*Dataset content*

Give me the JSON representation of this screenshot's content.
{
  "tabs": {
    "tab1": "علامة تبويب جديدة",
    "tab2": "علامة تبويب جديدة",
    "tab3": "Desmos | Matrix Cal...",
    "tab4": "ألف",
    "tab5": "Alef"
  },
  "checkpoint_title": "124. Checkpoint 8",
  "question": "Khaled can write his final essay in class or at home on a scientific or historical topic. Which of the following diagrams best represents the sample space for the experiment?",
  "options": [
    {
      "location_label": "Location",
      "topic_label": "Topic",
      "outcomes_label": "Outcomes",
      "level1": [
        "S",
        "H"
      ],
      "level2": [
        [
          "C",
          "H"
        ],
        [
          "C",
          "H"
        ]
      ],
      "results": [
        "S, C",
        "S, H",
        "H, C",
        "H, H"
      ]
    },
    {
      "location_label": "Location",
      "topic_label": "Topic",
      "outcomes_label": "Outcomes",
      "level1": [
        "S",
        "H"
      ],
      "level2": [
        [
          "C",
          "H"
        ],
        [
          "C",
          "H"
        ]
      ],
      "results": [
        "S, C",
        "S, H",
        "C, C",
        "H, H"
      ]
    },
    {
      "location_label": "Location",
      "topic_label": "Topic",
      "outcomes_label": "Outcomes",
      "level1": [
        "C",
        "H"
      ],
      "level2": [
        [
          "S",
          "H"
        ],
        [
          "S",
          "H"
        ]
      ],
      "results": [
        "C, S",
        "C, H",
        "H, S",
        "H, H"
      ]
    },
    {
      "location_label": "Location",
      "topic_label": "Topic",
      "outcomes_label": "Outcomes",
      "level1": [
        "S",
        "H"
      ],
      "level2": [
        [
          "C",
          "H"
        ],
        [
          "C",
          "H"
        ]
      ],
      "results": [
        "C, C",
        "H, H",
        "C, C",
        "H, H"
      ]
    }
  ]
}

*Short task*
Every line that holds the word "تبويب" counts once; state the total number of such lines and nothing else.

*Response to the task*
2